Work to be completed
Reproduce the records below in their entirety, character for character.

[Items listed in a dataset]
--- START ---
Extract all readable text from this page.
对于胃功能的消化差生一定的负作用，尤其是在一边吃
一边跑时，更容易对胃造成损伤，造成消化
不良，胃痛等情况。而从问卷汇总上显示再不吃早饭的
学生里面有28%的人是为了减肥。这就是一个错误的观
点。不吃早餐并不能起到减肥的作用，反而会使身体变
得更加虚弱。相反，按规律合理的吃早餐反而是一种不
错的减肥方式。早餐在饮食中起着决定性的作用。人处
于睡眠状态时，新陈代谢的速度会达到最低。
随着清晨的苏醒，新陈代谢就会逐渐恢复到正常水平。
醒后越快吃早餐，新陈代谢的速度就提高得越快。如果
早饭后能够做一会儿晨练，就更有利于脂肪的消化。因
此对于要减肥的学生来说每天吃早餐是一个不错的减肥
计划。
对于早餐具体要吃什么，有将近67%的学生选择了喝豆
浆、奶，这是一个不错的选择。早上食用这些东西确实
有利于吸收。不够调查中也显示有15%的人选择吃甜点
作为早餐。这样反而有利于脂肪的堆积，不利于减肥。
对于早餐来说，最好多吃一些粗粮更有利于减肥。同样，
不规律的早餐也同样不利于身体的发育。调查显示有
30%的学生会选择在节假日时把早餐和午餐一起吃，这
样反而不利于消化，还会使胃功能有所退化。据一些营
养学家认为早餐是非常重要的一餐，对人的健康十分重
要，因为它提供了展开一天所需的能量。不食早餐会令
--- END ---
Problem solution
Extract all readable text from this page.
对于胃功能的消化差生一定的负作用，尤其是在一边吃
一边跑时，更容易对胃造成损伤，造成消化
不良，胃痛等情况。而从问卷汇总上显示再不吃早饭的
学生里面有28%的人是为了减肥。这就是一个错误的观
点。不吃早餐并不能起到减肥的作用，反而会使身体变
得更加虚弱。相反，按规律合理的吃早餐反而是一种不
错的减肥方式。早餐在饮食中起着决定性的作用。人处
于睡眠状态时，新陈代谢的速度会达到最低。
随着清晨的苏醒，新陈代谢就会逐渐恢复到正常水平。
醒后越快吃早餐，新陈代谢的速度就提高得越快。如果
早饭后能够做一会儿晨练，就更有利于脂肪的消化。因
此对于要减肥的学生来说每天吃早餐是一个不错的减肥
计划。
对于早餐具体要吃什么，有将近67%的学生选择了喝豆
浆、奶，这是一个不错的选择。早上食用这些东西确实
有利于吸收。不够调查中也显示有15%的人选择吃甜点
作为早餐。这样反而有利于脂肪的堆积，不利于减肥。
对于早餐来说，最好多吃一些粗粮更有利于减肥。同样，
不规律的早餐也同样不利于身体的发育。调查显示有
30%的学生会选择在节假日时把早餐和午餐一起吃，这
样反而不利于消化，还会使胃功能有所退化。据一些营
养学家认为早餐是非常重要的一餐，对人的健康十分重
要，因为它提供了展开一天所需的能量。不食早餐会令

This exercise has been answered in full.